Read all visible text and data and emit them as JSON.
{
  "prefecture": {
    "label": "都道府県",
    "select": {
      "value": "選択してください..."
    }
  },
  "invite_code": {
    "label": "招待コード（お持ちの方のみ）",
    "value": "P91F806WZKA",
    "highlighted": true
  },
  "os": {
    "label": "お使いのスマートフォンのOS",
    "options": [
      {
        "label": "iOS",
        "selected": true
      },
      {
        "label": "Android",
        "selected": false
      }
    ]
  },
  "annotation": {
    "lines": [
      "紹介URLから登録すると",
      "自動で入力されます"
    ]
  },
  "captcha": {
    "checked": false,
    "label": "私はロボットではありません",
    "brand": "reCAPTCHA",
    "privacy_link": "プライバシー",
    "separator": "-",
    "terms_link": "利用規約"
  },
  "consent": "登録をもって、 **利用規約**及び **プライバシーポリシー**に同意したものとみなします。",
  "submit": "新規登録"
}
==
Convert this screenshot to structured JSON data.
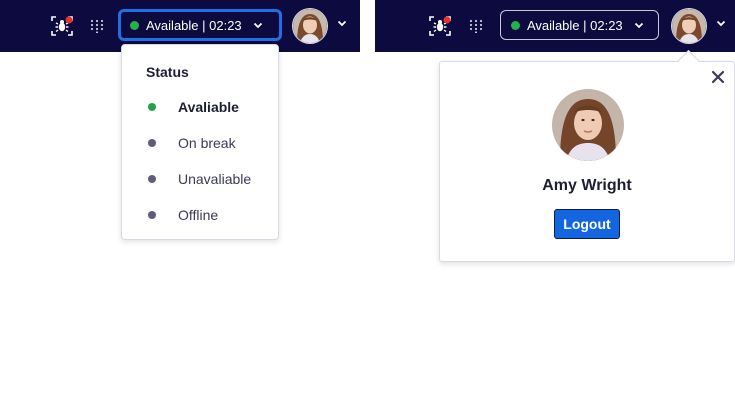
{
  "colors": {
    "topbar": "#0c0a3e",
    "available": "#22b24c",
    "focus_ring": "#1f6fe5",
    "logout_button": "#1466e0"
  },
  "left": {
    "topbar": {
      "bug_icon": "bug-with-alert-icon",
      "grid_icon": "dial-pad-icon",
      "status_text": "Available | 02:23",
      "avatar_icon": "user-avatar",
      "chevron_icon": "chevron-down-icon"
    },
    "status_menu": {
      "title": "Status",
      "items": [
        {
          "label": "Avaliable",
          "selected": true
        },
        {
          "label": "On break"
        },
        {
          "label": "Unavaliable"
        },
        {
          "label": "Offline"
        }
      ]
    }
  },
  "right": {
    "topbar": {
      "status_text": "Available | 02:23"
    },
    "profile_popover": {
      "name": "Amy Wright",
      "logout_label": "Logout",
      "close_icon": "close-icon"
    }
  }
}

▶ **REQUIRED WORK**
Which lines include the word "data"? Copy every one of them.

▶ **WRITTEN REPLY**
Read all visible text and data and emit them as JSON.
Convert this screenshot to structured JSON data.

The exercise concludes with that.